# start of Records

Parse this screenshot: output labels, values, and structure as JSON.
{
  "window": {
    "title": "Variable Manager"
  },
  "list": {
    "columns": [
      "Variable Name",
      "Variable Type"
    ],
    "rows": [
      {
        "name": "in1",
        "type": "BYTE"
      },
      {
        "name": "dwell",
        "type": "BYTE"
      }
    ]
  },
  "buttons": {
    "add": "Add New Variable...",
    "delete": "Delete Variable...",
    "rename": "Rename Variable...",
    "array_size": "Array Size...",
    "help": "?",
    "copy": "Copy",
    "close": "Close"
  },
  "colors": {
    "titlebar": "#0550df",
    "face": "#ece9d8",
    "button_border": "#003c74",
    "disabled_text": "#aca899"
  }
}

# end of Records

• Exercise: Write the listing out again, exactly as shown above.

• Exercise result:
Parse this screenshot: output labels, values, and structure as JSON.
{
  "window": {
    "title": "Variable Manager"
  },
  "list": {
    "columns": [
      "Variable Name",
      "Variable Type"
    ],
    "rows": [
      {
        "name": "in1",
        "type": "BYTE"
      },
      {
        "name": "dwell",
        "type": "BYTE"
      }
    ]
  },
  "buttons": {
    "add": "Add New Variable...",
    "delete": "Delete Variable...",
    "rename": "Rename Variable...",
    "array_size": "Array Size...",
    "help": "?",
    "copy": "Copy",
    "close": "Close"
  },
  "colors": {
    "titlebar": "#0550df",
    "face": "#ece9d8",
    "button_border": "#003c74",
    "disabled_text": "#aca899"
  }
}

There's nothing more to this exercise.